### Records for processing
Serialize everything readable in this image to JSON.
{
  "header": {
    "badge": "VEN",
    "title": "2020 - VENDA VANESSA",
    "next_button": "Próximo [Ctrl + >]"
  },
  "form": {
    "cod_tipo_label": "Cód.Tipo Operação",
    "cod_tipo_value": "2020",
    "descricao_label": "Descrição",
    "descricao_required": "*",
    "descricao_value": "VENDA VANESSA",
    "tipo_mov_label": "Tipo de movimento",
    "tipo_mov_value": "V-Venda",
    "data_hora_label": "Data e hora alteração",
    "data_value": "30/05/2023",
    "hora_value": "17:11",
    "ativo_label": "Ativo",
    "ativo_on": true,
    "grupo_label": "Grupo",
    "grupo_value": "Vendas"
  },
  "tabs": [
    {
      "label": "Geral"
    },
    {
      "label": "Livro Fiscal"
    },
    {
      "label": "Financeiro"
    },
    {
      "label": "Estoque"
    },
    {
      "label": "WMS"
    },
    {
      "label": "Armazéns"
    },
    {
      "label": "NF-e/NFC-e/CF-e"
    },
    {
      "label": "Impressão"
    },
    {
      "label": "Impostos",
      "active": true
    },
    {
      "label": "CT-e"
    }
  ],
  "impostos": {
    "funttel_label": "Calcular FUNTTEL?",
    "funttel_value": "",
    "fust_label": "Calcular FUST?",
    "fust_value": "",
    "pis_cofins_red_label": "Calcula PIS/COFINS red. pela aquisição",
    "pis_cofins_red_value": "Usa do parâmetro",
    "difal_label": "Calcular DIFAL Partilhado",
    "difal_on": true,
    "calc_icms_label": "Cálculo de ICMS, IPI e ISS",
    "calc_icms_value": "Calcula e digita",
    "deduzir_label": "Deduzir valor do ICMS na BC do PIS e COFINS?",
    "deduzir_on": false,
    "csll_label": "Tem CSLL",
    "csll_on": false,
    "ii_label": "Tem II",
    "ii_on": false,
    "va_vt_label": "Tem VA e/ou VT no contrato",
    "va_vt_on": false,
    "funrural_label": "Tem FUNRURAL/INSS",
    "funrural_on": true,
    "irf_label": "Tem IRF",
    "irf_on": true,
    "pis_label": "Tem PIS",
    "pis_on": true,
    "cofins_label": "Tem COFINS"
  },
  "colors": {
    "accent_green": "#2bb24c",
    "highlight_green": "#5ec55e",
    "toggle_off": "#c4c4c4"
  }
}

### Task requirements
Copy in full each line that holds the word "VANESSA".

### Answer for the task
    "title": "2020 - VENDA VANESSA",
    "descricao_value": "VENDA VANESSA",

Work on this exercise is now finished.